What you will do
Retype all of the data. Every line must match exactly.

Data section

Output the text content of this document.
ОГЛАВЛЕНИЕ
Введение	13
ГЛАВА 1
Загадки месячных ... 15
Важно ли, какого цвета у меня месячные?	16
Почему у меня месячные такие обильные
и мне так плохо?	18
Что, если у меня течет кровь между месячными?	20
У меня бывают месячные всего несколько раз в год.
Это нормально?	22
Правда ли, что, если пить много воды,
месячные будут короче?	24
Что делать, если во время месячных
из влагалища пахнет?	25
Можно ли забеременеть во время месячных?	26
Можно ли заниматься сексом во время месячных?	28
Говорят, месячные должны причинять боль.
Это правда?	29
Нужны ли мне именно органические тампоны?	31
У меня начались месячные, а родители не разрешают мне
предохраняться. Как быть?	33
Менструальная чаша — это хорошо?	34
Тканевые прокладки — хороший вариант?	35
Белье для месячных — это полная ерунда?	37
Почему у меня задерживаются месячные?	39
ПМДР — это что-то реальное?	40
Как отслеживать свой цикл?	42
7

Expected answer
Output the text content of this document.
ОГЛАВЛЕНИЕ
Введение	13
ГЛАВА 1
Загадки месячных ... 15
Важно ли, какого цвета у меня месячные?	16
Почему у меня месячные такие обильные
и мне так плохо?	18
Что, если у меня течет кровь между месячными?	20
У меня бывают месячные всего несколько раз в год.
Это нормально?	22
Правда ли, что, если пить много воды,
месячные будут короче?	24
Что делать, если во время месячных
из влагалища пахнет?	25
Можно ли забеременеть во время месячных?	26
Можно ли заниматься сексом во время месячных?	28
Говорят, месячные должны причинять боль.
Это правда?	29
Нужны ли мне именно органические тампоны?	31
У меня начались месячные, а родители не разрешают мне
предохраняться. Как быть?	33
Менструальная чаша — это хорошо?	34
Тканевые прокладки — хороший вариант?	35
Белье для месячных — это полная ерунда?	37
Почему у меня задерживаются месячные?	39
ПМДР — это что-то реальное?	40
Как отслеживать свой цикл?	42
7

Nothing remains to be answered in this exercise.